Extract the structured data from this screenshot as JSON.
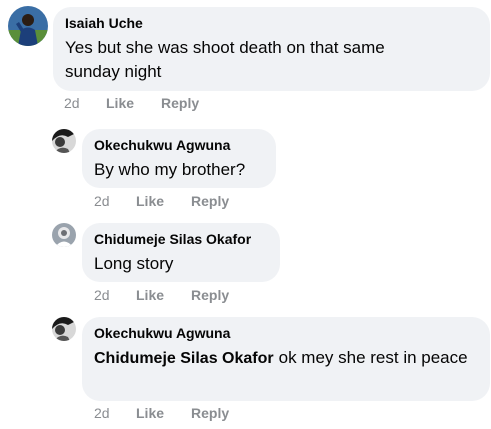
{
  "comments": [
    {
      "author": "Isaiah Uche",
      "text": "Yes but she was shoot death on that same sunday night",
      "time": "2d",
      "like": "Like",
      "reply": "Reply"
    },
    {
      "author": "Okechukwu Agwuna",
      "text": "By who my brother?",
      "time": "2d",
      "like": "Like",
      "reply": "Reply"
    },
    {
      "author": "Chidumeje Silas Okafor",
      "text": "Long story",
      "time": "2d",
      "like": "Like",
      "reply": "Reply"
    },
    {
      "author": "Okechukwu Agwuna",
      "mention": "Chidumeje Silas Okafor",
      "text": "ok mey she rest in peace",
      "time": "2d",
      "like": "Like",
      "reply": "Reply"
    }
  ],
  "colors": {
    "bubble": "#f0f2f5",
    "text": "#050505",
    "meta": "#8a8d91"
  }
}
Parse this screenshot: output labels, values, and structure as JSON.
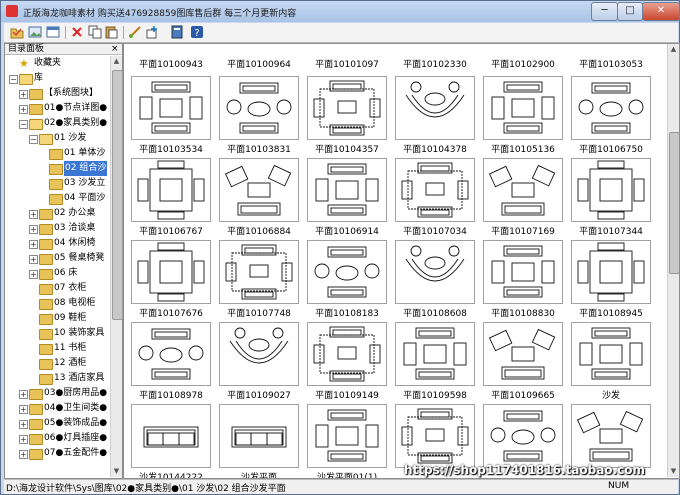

____

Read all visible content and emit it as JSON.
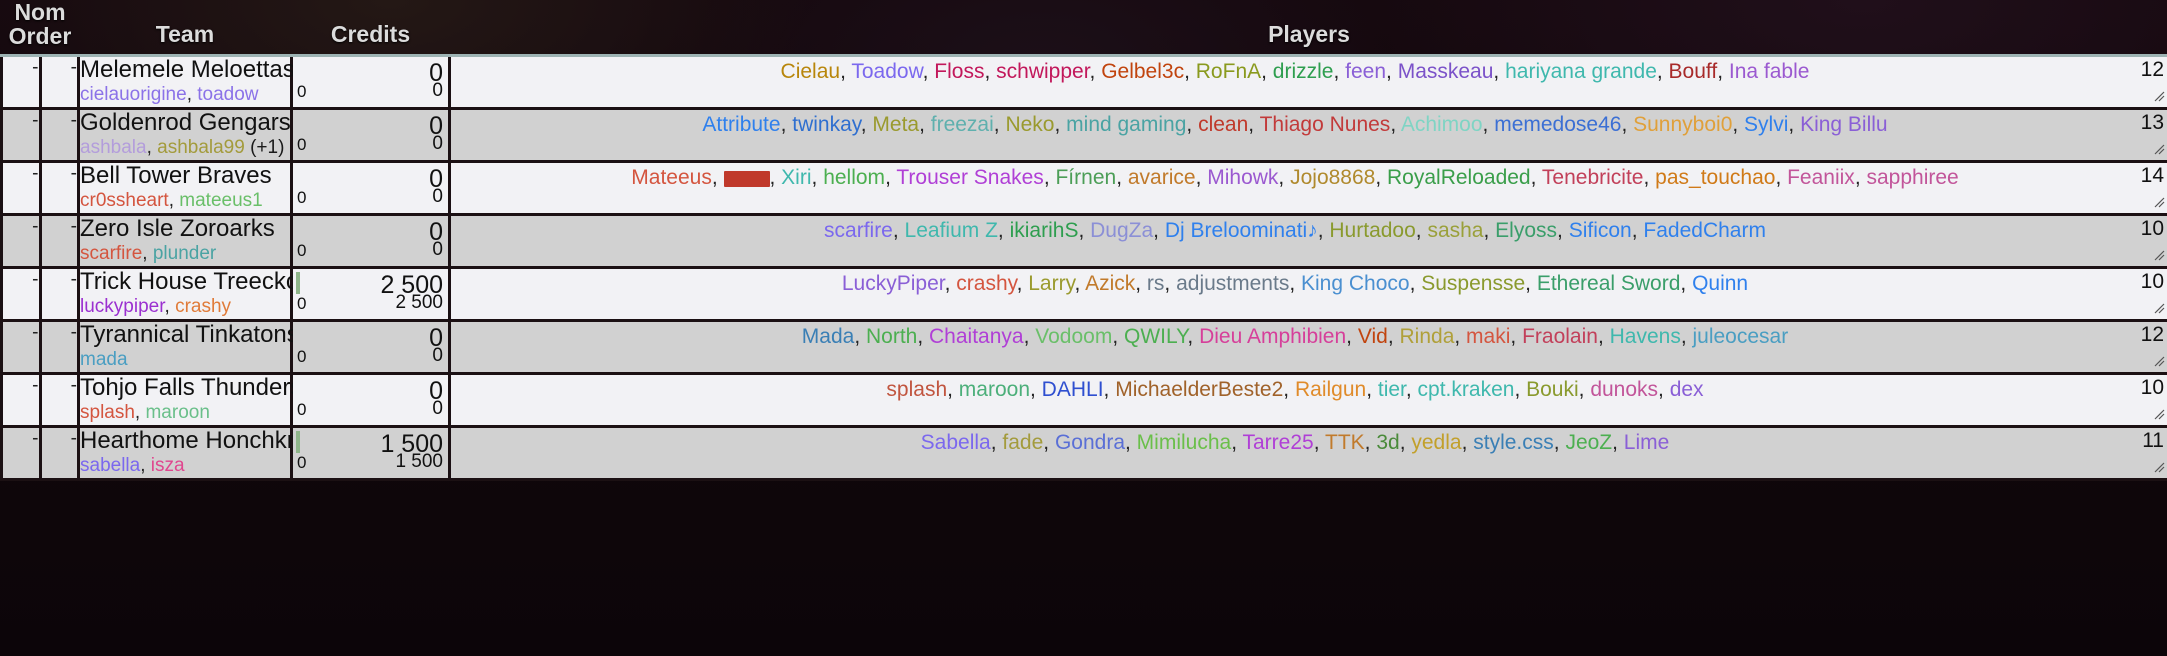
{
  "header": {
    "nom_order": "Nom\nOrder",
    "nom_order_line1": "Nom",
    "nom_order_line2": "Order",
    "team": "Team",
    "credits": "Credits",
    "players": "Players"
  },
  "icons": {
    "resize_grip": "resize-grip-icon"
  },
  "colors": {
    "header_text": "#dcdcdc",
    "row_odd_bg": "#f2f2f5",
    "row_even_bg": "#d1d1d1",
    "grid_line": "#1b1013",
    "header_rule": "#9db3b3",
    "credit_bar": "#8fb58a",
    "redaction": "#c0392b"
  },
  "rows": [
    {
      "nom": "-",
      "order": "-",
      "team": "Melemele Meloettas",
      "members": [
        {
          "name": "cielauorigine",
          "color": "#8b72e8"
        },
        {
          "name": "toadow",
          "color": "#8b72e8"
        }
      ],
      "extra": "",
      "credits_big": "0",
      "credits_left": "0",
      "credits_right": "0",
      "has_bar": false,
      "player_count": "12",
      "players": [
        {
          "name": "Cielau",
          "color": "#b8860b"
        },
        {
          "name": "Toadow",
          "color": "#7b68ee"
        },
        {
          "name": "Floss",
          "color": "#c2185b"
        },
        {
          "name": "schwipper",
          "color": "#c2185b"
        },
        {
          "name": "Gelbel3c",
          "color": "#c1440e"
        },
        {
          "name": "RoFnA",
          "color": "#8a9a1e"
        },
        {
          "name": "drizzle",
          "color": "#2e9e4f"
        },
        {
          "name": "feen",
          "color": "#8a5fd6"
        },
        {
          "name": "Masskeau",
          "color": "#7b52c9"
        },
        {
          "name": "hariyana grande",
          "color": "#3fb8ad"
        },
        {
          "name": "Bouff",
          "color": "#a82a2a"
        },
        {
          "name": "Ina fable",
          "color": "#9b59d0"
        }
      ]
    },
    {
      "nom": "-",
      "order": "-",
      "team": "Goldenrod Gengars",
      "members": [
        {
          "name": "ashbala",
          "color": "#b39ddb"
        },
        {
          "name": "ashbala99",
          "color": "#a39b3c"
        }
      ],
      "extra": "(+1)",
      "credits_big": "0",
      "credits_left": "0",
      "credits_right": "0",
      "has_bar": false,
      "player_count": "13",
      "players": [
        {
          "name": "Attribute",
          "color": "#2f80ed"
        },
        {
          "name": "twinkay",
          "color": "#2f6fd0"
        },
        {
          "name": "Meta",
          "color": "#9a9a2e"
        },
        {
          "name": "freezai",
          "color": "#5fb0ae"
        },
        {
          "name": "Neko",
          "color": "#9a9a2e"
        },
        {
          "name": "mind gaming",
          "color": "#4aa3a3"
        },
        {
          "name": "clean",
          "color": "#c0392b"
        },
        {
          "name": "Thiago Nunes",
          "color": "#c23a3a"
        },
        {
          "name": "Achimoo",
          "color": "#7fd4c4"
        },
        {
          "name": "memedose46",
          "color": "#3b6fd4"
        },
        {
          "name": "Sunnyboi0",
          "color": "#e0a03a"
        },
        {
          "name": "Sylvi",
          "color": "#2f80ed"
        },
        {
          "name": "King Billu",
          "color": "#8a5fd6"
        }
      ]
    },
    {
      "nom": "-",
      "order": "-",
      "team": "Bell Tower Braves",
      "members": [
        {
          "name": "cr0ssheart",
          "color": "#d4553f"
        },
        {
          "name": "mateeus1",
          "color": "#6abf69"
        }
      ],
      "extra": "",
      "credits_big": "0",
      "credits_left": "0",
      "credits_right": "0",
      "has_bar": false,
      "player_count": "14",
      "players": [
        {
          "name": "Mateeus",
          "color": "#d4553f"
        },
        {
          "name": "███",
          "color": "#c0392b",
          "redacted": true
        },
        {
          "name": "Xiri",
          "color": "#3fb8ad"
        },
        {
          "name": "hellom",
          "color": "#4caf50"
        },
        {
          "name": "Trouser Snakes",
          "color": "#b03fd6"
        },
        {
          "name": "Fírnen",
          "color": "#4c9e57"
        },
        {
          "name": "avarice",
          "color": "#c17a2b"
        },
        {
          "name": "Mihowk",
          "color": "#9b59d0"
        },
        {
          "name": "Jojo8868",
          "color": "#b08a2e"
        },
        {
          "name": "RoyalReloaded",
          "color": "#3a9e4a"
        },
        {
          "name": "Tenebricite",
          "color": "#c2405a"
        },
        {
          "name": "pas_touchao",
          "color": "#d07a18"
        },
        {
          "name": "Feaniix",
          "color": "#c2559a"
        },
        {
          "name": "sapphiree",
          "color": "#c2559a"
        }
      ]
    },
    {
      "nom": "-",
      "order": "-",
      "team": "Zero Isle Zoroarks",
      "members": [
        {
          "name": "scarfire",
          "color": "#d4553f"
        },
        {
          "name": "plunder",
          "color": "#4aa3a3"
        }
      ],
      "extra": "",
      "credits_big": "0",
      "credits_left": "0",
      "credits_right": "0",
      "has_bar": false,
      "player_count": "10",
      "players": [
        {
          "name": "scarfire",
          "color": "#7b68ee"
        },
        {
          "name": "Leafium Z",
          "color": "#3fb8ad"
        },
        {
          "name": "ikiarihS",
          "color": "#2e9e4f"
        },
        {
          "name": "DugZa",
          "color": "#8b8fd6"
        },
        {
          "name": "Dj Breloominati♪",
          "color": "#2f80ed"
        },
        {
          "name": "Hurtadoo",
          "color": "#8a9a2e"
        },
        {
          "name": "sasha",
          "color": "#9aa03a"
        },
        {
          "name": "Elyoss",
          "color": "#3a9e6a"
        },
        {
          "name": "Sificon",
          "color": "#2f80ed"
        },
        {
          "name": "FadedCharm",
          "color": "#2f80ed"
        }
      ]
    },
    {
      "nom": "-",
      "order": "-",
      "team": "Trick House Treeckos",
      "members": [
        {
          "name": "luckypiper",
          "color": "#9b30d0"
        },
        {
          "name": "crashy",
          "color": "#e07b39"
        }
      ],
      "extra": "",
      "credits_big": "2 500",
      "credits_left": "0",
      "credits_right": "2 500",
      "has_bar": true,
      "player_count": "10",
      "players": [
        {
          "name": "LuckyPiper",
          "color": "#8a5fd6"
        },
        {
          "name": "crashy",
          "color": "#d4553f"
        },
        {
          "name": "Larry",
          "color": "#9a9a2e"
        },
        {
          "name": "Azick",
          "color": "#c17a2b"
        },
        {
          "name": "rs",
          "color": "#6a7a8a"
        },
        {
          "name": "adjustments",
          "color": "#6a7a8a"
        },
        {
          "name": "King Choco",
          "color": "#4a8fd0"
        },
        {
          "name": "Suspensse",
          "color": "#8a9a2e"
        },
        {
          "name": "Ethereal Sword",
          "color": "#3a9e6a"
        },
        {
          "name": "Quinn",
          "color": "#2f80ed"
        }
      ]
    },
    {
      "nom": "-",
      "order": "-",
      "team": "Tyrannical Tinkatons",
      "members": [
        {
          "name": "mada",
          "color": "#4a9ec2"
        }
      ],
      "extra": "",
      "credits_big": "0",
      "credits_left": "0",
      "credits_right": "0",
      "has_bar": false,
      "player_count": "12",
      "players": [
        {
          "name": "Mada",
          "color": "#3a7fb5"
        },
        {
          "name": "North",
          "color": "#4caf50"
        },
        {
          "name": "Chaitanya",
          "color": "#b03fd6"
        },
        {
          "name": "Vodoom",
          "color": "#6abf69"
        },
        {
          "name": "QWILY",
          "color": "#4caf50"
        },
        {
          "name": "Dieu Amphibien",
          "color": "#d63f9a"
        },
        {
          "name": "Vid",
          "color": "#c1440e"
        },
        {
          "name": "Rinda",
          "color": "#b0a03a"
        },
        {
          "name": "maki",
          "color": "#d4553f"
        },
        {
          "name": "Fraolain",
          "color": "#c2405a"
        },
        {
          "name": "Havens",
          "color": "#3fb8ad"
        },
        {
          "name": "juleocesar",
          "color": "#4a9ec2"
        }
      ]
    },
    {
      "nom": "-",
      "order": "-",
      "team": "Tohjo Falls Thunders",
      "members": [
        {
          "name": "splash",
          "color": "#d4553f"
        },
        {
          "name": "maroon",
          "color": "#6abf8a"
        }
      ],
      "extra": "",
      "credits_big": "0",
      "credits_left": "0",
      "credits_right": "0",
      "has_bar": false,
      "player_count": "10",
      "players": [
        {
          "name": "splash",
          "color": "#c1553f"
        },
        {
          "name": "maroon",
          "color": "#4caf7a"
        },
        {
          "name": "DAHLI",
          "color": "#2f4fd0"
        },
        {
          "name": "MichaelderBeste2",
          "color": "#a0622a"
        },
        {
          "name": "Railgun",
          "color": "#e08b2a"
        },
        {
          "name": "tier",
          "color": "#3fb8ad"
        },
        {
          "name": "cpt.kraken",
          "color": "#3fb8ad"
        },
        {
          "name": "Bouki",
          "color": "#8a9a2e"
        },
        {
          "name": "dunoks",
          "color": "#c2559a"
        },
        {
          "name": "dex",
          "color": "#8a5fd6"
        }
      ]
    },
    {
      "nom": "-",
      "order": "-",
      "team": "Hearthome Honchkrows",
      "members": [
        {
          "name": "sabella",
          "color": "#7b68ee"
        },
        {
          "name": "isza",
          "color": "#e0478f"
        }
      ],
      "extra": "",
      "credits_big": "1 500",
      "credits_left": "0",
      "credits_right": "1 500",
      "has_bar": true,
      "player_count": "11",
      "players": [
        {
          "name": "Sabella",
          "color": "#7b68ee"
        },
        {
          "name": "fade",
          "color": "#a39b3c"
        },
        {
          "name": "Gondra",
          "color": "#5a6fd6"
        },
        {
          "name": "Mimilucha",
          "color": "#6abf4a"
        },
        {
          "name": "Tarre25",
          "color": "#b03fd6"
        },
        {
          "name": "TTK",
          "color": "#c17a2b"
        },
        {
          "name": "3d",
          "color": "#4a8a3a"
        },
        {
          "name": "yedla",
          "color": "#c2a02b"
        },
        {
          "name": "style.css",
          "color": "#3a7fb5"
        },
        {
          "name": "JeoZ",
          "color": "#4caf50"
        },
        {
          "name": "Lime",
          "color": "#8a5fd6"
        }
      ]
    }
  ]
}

____

• **PROBLEM DESCRIPTION**: Starting at the line containing "Extract the structured" and stopping after the line containing "Parse this screenshot: output", give the lines again exactly and leave out every image.

• **RESULT**:
Extract the structured data from this screenshot as JSON.
{
  "comments": [
    {
      "author": "Isaiah Uche",
      "text": "Yes but she was shoot death on that same sunday night",
      "time": "2d",
      "like": "Like",
      "reply": "Reply"
    },
    {
      "author": "Okechukwu Agwuna",
      "text": "By who my brother?",
      "time": "2d",
      "like": "Like",
      "reply": "Reply"
    },
    {
      "author": "Chidumeje Silas Okafor",
      "text": "Long story",
      "time": "2d",
      "like": "Like",
      "reply": "Reply"
    },
    {
      "author": "Okechukwu Agwuna",
      "mention": "Chidumeje Silas Okafor",
      "text": "ok mey she rest in peace",
      "time": "2d",
      "like": "Like",
      "reply": "Reply"
    }
  ],
  "colors": {
    "bubble": "#f0f2f5",
    "text": "#050505",
    "meta": "#8a8d91"
  }
}
Parse this screenshot: output labels, values, and structure as JSON.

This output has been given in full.